Data excerpts
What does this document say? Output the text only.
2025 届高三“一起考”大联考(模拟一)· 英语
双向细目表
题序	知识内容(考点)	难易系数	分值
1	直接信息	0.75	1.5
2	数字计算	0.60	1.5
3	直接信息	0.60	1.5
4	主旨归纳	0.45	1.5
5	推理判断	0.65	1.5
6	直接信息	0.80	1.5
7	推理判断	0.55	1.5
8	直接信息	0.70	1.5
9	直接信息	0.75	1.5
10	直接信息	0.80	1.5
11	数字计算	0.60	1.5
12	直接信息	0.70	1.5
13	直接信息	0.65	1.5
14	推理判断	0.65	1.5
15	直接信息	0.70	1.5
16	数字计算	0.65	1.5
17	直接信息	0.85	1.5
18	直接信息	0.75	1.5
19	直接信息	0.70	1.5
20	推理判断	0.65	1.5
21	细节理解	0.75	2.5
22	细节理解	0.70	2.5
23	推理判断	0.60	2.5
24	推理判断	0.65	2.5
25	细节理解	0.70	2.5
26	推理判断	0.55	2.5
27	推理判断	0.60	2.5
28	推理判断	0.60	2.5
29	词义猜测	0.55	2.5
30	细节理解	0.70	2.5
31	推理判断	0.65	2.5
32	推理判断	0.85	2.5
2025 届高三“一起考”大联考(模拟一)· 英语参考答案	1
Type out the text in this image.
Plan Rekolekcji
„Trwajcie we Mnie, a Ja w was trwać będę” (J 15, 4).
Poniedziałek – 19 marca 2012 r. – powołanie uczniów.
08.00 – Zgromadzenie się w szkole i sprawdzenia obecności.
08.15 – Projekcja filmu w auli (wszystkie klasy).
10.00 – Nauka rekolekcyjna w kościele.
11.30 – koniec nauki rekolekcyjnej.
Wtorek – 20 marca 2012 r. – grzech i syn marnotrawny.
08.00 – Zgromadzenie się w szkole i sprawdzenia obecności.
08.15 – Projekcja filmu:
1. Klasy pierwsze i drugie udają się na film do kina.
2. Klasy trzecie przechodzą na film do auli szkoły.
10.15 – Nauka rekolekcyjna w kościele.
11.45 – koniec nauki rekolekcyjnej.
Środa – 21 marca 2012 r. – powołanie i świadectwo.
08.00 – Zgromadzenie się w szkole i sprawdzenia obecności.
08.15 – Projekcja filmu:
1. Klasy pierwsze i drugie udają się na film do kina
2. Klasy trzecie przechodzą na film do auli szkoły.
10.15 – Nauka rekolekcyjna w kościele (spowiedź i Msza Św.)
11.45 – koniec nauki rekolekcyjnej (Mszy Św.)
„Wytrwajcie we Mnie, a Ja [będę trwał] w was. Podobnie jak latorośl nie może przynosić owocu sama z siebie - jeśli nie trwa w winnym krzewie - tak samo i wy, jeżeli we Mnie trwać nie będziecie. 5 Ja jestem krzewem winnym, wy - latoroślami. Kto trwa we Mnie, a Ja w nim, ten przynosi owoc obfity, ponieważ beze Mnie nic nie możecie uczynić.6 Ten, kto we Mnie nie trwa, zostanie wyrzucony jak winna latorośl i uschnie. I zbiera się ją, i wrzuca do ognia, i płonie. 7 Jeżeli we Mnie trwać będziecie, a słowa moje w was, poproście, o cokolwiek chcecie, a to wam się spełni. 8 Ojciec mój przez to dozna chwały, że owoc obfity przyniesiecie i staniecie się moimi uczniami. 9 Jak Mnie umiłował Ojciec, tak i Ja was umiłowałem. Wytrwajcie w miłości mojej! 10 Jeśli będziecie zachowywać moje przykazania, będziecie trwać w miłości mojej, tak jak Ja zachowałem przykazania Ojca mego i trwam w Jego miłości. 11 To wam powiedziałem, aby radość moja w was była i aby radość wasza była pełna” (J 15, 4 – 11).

→ Your task: Tally up the lines in the records that contain the word "drugie" and give only the total.

→ Solution to this task: 2